> _EXERCISE DESCRIPTION_
Copy each line of the listing below exactly.
══ DATA EXTRACT
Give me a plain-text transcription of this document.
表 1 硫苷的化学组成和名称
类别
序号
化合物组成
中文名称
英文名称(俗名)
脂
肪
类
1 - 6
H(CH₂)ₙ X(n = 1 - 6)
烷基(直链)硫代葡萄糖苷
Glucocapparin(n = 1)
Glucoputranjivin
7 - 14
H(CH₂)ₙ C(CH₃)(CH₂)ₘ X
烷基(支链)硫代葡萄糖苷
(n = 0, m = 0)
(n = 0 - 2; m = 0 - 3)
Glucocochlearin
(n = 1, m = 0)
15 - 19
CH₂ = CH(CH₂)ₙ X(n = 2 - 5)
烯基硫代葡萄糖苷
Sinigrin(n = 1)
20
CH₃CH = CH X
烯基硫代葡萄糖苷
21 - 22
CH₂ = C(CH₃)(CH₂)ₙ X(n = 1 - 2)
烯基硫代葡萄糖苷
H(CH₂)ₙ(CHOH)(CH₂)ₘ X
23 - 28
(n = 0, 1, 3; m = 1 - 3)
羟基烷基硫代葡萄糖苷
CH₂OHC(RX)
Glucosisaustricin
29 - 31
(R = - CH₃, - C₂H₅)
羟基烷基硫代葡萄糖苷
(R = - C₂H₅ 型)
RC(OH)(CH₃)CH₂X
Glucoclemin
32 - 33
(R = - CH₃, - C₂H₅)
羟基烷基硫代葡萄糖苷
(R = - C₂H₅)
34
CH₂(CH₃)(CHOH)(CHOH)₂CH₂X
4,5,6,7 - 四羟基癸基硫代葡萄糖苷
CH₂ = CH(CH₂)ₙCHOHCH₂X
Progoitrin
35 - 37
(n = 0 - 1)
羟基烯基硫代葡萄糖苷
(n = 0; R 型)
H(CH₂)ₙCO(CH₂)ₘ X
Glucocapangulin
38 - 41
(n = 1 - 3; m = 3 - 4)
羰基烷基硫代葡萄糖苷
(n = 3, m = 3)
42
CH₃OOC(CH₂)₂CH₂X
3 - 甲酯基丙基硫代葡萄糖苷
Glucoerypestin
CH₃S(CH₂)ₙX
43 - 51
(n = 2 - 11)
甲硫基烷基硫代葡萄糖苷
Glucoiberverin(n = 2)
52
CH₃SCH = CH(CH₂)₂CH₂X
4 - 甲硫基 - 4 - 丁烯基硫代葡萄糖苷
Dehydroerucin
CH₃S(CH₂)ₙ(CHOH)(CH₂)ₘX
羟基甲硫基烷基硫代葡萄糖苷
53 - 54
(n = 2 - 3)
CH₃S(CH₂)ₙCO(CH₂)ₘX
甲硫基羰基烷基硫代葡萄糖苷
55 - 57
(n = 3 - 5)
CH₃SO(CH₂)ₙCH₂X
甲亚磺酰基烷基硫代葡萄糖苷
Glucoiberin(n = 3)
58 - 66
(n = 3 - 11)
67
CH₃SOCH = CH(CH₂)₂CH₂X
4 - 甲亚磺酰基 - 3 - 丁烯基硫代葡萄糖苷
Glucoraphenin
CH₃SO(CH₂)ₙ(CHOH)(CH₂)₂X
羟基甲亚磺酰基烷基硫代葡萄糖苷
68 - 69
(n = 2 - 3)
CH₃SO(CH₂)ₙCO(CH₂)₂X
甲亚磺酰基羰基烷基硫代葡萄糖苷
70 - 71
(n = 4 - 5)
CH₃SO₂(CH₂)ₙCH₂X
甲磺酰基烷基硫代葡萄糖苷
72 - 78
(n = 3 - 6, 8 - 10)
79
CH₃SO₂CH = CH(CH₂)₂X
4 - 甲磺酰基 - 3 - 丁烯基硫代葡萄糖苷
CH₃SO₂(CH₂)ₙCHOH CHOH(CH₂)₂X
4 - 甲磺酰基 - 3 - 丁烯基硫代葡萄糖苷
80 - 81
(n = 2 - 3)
════
> _WRITTEN RESPONSE_
Give me a plain-text transcription of this document.
表 1 硫苷的化学组成和名称
类别
序号
化合物组成
中文名称
英文名称(俗名)
脂
肪
类
1 - 6
H(CH₂)ₙ X(n = 1 - 6)
烷基(直链)硫代葡萄糖苷
Glucocapparin(n = 1)
Glucoputranjivin
7 - 14
H(CH₂)ₙ C(CH₃)(CH₂)ₘ X
烷基(支链)硫代葡萄糖苷
(n = 0, m = 0)
(n = 0 - 2; m = 0 - 3)
Glucocochlearin
(n = 1, m = 0)
15 - 19
CH₂ = CH(CH₂)ₙ X(n = 2 - 5)
烯基硫代葡萄糖苷
Sinigrin(n = 1)
20
CH₃CH = CH X
烯基硫代葡萄糖苷
21 - 22
CH₂ = C(CH₃)(CH₂)ₙ X(n = 1 - 2)
烯基硫代葡萄糖苷
H(CH₂)ₙ(CHOH)(CH₂)ₘ X
23 - 28
(n = 0, 1, 3; m = 1 - 3)
羟基烷基硫代葡萄糖苷
CH₂OHC(RX)
Glucosisaustricin
29 - 31
(R = - CH₃, - C₂H₅)
羟基烷基硫代葡萄糖苷
(R = - C₂H₅ 型)
RC(OH)(CH₃)CH₂X
Glucoclemin
32 - 33
(R = - CH₃, - C₂H₅)
羟基烷基硫代葡萄糖苷
(R = - C₂H₅)
34
CH₂(CH₃)(CHOH)(CHOH)₂CH₂X
4,5,6,7 - 四羟基癸基硫代葡萄糖苷
CH₂ = CH(CH₂)ₙCHOHCH₂X
Progoitrin
35 - 37
(n = 0 - 1)
羟基烯基硫代葡萄糖苷
(n = 0; R 型)
H(CH₂)ₙCO(CH₂)ₘ X
Glucocapangulin
38 - 41
(n = 1 - 3; m = 3 - 4)
羰基烷基硫代葡萄糖苷
(n = 3, m = 3)
42
CH₃OOC(CH₂)₂CH₂X
3 - 甲酯基丙基硫代葡萄糖苷
Glucoerypestin
CH₃S(CH₂)ₙX
43 - 51
(n = 2 - 11)
甲硫基烷基硫代葡萄糖苷
Glucoiberverin(n = 2)
52
CH₃SCH = CH(CH₂)₂CH₂X
4 - 甲硫基 - 4 - 丁烯基硫代葡萄糖苷
Dehydroerucin
CH₃S(CH₂)ₙ(CHOH)(CH₂)ₘX
羟基甲硫基烷基硫代葡萄糖苷
53 - 54
(n = 2 - 3)
CH₃S(CH₂)ₙCO(CH₂)ₘX
甲硫基羰基烷基硫代葡萄糖苷
55 - 57
(n = 3 - 5)
CH₃SO(CH₂)ₙCH₂X
甲亚磺酰基烷基硫代葡萄糖苷
Glucoiberin(n = 3)
58 - 66
(n = 3 - 11)
67
CH₃SOCH = CH(CH₂)₂CH₂X
4 - 甲亚磺酰基 - 3 - 丁烯基硫代葡萄糖苷
Glucoraphenin
CH₃SO(CH₂)ₙ(CHOH)(CH₂)₂X
羟基甲亚磺酰基烷基硫代葡萄糖苷
68 - 69
(n = 2 - 3)
CH₃SO(CH₂)ₙCO(CH₂)₂X
甲亚磺酰基羰基烷基硫代葡萄糖苷
70 - 71
(n = 4 - 5)
CH₃SO₂(CH₂)ₙCH₂X
甲磺酰基烷基硫代葡萄糖苷
72 - 78
(n = 3 - 6, 8 - 10)
79
CH₃SO₂CH = CH(CH₂)₂X
4 - 甲磺酰基 - 3 - 丁烯基硫代葡萄糖苷
CH₃SO₂(CH₂)ₙCHOH CHOH(CH₂)₂X
4 - 甲磺酰基 - 3 - 丁烯基硫代葡萄糖苷
80 - 81
(n = 2 - 3)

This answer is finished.